_Supplied records_:
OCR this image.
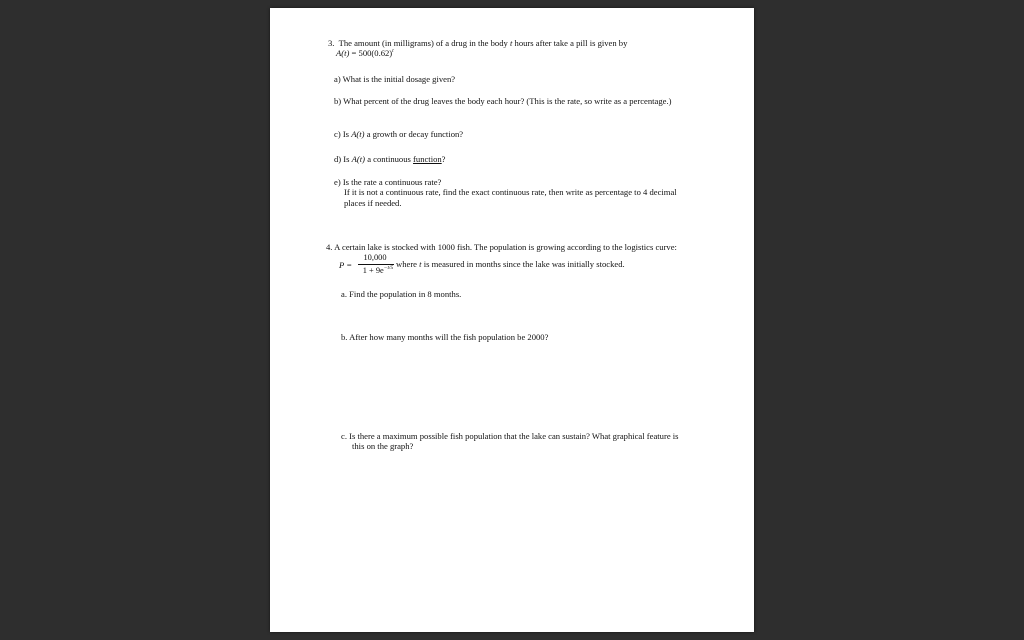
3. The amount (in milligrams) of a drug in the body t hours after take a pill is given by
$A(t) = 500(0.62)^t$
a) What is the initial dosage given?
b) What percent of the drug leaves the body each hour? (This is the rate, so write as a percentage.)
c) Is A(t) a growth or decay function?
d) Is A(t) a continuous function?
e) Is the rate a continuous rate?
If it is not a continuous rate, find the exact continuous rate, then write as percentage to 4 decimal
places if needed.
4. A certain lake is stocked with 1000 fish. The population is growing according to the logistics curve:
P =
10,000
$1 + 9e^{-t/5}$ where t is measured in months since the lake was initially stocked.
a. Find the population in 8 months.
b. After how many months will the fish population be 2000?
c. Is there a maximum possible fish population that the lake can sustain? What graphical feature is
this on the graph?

_Short task_: Drop the images and repeat the data exactly.

_Response to this task_:
OCR this image.
3. The amount (in milligrams) of a drug in the body t hours after take a pill is given by
$A(t) = 500(0.62)^t$
a) What is the initial dosage given?
b) What percent of the drug leaves the body each hour? (This is the rate, so write as a percentage.)
c) Is A(t) a growth or decay function?
d) Is A(t) a continuous function?
e) Is the rate a continuous rate?
If it is not a continuous rate, find the exact continuous rate, then write as percentage to 4 decimal
places if needed.
4. A certain lake is stocked with 1000 fish. The population is growing according to the logistics curve:
P =
10,000
$1 + 9e^{-t/5}$ where t is measured in months since the lake was initially stocked.
a. Find the population in 8 months.
b. After how many months will the fish population be 2000?
c. Is there a maximum possible fish population that the lake can sustain? What graphical feature is
this on the graph?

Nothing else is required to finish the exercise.